* [CONSIGNA]:
Reproduce íntegramente el artículo sobre la crisis láctea en Santa Fe, sin alterar ni una palabra ni un signo.

* [TEXTO DE REFERENCIA]:
⟨

Se profundiza la crisis láctea en Santa Fe: una planta dejó de pagar sueldos y se encienden las alarmas por 80 puestos laborales
La crisis láctea vuelve a golpear con fuerza en Santa Fe: Sudamericana de Lácteos dejó de pagar sueldos, paralizó la producción y 80 trabajadores enfrentan un futuro incierto en plena caída del sector.

Los problemas financieros quedaron expuestos en los registros del Banco Central: Sudamericana de Lácteos llegó a acumular 36 cheques rechazados por casi $189 millones, un indicador clave del deterioro financiero. Aunque la empresa logró cubrir más del 90% de esos documentos, en febrero volvieron a registrarse rechazos por al menos $12 millones, todos por falta de fondos.
A esto se suma un agravante: la producción está completamente paralizada desde hace dos semanas debido a la falta de materia prima. Los trabajadores sostienen que durante 2025 los pagos ya venían fragmentándose —en cuotas semanales o divididos en varias partes— hasta que, en 2026, directamente dejaron de cobrar.

Santa Fe activa el mecanismo de “recuperación de empresas”
Frente al crítico escenario, las autoridades comunales evalúan aplicar la ley santafesina de “recuperación de empresas”, vigente desde 2017. Esta norma permite que fábricas en crisis puedan reorganizarse y continuar operando bajo gestión cooperativa de los trabajadores. González aseguró que el propietario actual estaría dispuesto a avanzar en esa alternativa.
Los trabajadores ya comenzaron a recibir asesoramiento legal para analizar esta posibilidad, que se presenta como uno de los pocos caminos viables para sostener la actividad productiva y preservar los 80 empleos.

⟩

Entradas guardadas
⟨

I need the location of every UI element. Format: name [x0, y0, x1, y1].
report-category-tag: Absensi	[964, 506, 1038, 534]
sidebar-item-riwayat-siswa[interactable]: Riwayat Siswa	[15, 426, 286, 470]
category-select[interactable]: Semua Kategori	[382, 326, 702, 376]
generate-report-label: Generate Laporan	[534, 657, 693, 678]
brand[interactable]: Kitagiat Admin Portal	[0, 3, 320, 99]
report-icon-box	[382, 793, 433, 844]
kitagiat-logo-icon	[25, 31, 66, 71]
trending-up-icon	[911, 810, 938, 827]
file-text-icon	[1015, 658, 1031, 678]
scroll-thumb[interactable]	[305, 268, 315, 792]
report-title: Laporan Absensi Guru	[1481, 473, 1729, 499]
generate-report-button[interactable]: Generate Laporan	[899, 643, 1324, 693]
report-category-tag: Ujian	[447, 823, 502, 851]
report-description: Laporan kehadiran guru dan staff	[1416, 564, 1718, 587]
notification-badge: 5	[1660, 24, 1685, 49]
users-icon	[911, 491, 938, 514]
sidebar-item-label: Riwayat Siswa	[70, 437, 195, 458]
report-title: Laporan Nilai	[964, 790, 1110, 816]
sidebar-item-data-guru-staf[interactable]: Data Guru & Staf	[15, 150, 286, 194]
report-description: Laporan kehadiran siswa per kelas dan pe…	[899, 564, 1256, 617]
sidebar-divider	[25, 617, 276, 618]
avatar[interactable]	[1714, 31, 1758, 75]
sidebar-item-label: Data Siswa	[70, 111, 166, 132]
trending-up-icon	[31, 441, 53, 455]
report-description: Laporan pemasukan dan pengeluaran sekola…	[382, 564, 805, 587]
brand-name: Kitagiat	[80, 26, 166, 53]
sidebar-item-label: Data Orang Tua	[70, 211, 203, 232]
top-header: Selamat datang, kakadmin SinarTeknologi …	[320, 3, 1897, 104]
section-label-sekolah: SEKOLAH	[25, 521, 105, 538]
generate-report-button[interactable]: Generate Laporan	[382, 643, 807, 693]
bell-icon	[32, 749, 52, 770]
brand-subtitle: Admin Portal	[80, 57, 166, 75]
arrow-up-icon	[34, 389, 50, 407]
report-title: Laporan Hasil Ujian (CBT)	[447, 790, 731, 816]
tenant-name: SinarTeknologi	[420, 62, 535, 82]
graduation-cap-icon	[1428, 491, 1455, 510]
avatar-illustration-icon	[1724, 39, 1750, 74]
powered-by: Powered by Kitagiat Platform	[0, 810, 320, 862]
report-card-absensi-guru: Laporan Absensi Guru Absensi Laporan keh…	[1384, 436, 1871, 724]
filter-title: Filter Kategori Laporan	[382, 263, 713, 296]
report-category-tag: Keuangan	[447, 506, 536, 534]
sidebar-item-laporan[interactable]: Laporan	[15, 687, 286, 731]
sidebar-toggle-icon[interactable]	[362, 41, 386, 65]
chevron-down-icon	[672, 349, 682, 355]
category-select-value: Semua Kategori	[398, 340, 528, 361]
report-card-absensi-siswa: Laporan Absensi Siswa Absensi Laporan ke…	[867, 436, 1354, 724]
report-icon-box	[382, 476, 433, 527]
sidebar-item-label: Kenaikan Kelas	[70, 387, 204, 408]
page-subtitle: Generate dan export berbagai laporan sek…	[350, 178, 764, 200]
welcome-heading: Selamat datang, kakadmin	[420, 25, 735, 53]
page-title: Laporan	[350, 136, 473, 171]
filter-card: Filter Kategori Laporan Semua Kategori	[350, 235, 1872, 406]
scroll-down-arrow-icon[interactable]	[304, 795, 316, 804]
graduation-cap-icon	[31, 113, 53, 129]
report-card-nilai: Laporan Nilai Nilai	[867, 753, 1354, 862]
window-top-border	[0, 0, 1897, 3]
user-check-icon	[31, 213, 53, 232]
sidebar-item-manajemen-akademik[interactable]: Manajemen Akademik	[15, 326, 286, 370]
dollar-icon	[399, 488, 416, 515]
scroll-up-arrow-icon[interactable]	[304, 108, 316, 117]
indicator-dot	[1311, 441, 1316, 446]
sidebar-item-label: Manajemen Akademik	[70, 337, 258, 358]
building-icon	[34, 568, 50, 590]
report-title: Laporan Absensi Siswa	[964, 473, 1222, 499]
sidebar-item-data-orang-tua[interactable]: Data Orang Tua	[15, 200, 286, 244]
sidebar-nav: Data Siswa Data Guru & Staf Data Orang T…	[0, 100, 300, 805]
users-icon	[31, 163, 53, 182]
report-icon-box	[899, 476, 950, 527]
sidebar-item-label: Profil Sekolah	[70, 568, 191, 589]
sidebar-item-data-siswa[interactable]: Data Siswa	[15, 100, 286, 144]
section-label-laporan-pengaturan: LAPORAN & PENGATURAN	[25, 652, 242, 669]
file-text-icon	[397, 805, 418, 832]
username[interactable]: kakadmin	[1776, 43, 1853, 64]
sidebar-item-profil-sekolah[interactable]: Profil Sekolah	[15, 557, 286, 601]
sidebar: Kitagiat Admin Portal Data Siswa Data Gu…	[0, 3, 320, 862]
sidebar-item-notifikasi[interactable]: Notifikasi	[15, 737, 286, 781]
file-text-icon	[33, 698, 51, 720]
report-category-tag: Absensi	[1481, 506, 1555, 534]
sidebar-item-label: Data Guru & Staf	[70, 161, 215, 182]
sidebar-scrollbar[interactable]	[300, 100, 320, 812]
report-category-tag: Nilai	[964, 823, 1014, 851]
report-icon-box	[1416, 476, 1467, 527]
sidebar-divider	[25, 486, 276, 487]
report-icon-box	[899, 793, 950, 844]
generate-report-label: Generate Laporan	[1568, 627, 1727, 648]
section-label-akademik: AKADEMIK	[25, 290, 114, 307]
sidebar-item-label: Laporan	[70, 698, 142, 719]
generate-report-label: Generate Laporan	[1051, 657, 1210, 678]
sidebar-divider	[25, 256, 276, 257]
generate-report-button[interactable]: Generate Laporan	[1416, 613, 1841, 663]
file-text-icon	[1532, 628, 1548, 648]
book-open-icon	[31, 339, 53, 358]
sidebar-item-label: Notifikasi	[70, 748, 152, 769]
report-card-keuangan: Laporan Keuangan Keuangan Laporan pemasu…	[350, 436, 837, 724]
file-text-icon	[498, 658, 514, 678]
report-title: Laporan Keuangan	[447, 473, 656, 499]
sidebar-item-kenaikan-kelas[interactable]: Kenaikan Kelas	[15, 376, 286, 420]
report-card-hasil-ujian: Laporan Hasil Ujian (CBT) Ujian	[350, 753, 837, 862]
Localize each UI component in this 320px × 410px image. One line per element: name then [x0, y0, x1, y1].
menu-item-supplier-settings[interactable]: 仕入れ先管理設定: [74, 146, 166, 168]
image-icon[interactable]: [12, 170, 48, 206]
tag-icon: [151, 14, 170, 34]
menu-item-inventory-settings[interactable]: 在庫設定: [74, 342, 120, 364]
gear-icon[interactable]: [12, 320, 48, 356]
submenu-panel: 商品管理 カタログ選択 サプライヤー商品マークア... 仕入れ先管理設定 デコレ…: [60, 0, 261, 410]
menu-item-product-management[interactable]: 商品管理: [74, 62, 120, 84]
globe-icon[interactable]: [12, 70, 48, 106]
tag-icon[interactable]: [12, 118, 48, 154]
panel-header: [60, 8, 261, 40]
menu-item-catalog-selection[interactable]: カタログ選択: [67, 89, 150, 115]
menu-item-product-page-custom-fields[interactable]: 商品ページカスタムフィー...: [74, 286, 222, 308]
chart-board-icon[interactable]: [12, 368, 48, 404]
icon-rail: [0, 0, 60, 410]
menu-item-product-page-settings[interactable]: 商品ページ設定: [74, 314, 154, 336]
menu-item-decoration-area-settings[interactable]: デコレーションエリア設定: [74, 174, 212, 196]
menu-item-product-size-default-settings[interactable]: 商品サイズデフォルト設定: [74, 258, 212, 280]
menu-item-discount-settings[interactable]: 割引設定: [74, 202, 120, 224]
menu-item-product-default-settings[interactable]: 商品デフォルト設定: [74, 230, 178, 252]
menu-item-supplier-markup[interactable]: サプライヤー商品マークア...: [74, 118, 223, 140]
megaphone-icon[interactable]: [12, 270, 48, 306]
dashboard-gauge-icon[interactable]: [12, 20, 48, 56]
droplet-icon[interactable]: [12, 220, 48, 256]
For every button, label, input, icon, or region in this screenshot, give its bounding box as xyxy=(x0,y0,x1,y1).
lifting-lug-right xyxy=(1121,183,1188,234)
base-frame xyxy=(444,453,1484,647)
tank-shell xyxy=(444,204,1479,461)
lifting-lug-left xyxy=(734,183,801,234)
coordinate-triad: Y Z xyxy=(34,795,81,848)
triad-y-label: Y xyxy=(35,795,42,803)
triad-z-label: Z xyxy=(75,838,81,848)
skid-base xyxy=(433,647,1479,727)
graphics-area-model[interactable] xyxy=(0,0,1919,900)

⟩

* [SOLUCIÓN]:
Se profundiza la crisis láctea en Santa Fe: una planta dejó de pagar sueldos y se encienden las alarmas por 80 puestos laborales
La crisis láctea vuelve a golpear con fuerza en Santa Fe: Sudamericana de Lácteos dejó de pagar sueldos, paralizó la producción y 80 trabajadores enfrentan un futuro incierto en plena caída del sector.

Los problemas financieros quedaron expuestos en los registros del Banco Central: Sudamericana de Lácteos llegó a acumular 36 cheques rechazados por casi $189 millones, un indicador clave del deterioro financiero. Aunque la empresa logró cubrir más del 90% de esos documentos, en febrero volvieron a registrarse rechazos por al menos $12 millones, todos por falta de fondos.
A esto se suma un agravante: la producción está completamente paralizada desde hace dos semanas debido a la falta de materia prima. Los trabajadores sostienen que durante 2025 los pagos ya venían fragmentándose —en cuotas semanales o divididos en varias partes— hasta que, en 2026, directamente dejaron de cobrar.

Santa Fe activa el mecanismo de “recuperación de empresas”
Frente al crítico escenario, las autoridades comunales evalúan aplicar la ley santafesina de “recuperación de empresas”, vigente desde 2017. Esta norma permite que fábricas en crisis puedan reorganizarse y continuar operando bajo gestión cooperativa de los trabajadores. González aseguró que el propietario actual estaría dispuesto a avanzar en esa alternativa.
Los trabajadores ya comenzaron a recibir asesoramiento legal para analizar esta posibilidad, que se presenta como uno de los pocos caminos viables para sostener la actividad productiva y preservar los 80 empleos.